>> Start Source records

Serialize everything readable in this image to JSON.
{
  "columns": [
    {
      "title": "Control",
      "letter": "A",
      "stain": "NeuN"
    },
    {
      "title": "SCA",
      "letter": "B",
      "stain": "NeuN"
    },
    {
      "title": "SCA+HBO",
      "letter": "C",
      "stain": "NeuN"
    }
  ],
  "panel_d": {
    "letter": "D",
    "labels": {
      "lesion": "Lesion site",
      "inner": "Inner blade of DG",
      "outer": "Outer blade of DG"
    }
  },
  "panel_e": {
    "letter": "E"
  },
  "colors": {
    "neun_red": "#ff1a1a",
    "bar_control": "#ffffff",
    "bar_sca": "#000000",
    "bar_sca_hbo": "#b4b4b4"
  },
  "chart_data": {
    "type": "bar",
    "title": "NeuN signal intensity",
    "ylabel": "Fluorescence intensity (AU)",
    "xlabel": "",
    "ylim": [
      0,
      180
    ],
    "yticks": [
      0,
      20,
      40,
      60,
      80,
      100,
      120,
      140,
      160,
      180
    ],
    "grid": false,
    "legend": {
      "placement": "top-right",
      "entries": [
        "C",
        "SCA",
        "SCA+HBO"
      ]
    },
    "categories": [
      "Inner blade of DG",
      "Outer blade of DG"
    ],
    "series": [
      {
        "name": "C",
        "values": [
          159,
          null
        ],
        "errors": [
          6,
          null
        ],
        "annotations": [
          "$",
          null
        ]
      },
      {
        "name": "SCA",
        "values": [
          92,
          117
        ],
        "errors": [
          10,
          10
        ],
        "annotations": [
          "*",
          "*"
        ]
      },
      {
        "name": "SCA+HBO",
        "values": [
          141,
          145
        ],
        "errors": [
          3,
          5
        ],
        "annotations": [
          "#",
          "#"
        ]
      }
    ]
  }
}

>> End Source records

→ **Directions**: Filter lines by "Outer" and return each hit.

→ **Response for this exercise**:
      "outer": "Outer blade of DG"
      "Outer blade of DG"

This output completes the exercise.